• Material provided:
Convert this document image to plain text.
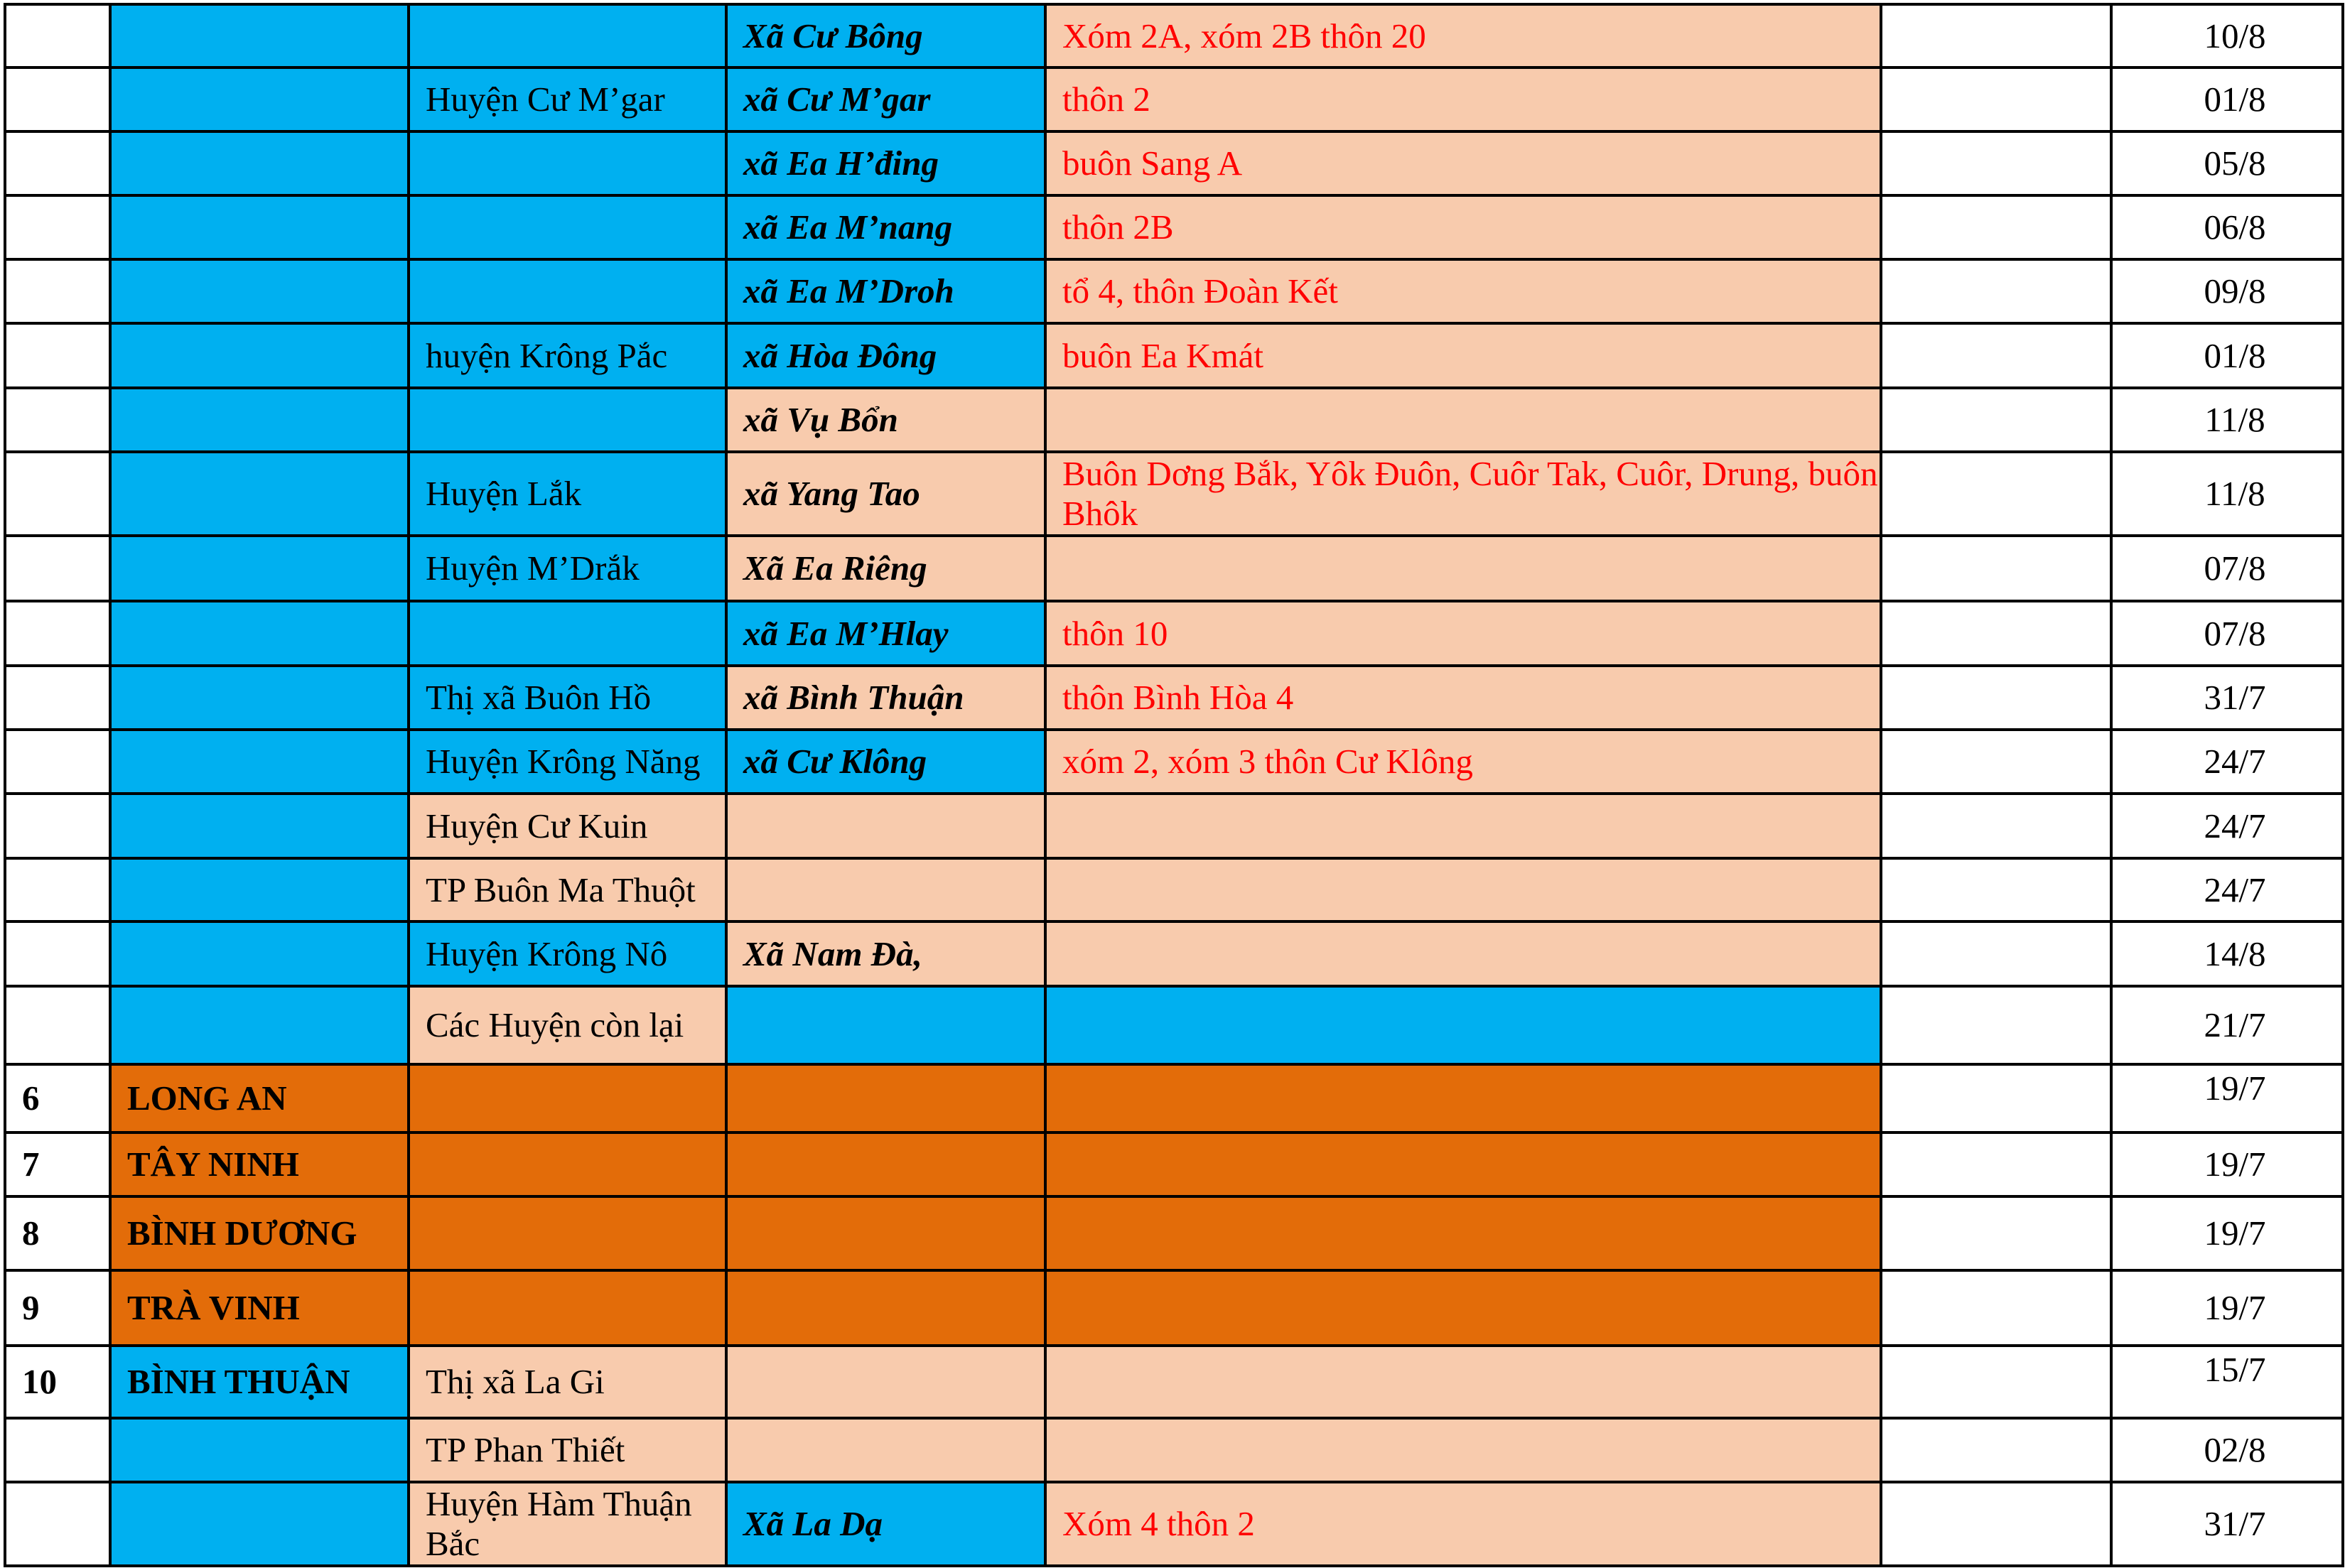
			Xã Cư Bông	Xóm 2A, xóm 2B thôn 20		10/8
		Huyện Cư M’gar	xã Cư M’gar	thôn 2		01/8
			xã Ea H’đing	buôn Sang A		05/8
			xã Ea M’nang	thôn 2B		06/8
			xã Ea M’Droh	tổ 4, thôn Đoàn Kết		09/8
		huyện Krông Pắc	xã Hòa Đông	buôn Ea Kmát		01/8
			xã Vụ Bổn			11/8
		Huyện Lắk	xã Yang Tao	Buôn Dơng Bắk, Yôk Đuôn, Cuôr Tak, Cuôr, Drung, buôn Bhôk		11/8
		Huyện M’Drắk	Xã Ea Riêng			07/8
			xã Ea M’Hlay	thôn 10		07/8
		Thị xã Buôn Hồ	xã Bình Thuận	thôn Bình Hòa 4		31/7
		Huyện Krông Năng	xã Cư Klông	xóm 2, xóm 3 thôn Cư Klông		24/7
		Huyện Cư Kuin				24/7
		TP Buôn Ma Thuột				24/7
		Huyện Krông Nô	Xã Nam Đà,			14/8
		Các Huyện còn lại				21/7
6	LONG AN					19/7
7	TÂY NINH					19/7
8	BÌNH DƯƠNG					19/7
9	TRÀ VINH					19/7
10	BÌNH THUẬN	Thị xã La Gi				15/7
		TP Phan Thiết				02/8
		Huyện Hàm Thuận Bắc	Xã La Dạ	Xóm 4 thôn 2		31/7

• Given problem: Locate the lines above that contain "thôn" and copy them.

• Response for this exercise:
			Xã Cư Bông	Xóm 2A, xóm 2B thôn 20		10/8
		Huyện Cư M’gar	xã Cư M’gar	thôn 2		01/8
			xã Ea M’nang	thôn 2B		06/8
			xã Ea M’Droh	tổ 4, thôn Đoàn Kết		09/8
			xã Ea M’Hlay	thôn 10		07/8
		Thị xã Buôn Hồ	xã Bình Thuận	thôn Bình Hòa 4		31/7
		Huyện Krông Năng	xã Cư Klông	xóm 2, xóm 3 thôn Cư Klông		24/7
		Huyện Hàm Thuận Bắc	Xã La Dạ	Xóm 4 thôn 2		31/7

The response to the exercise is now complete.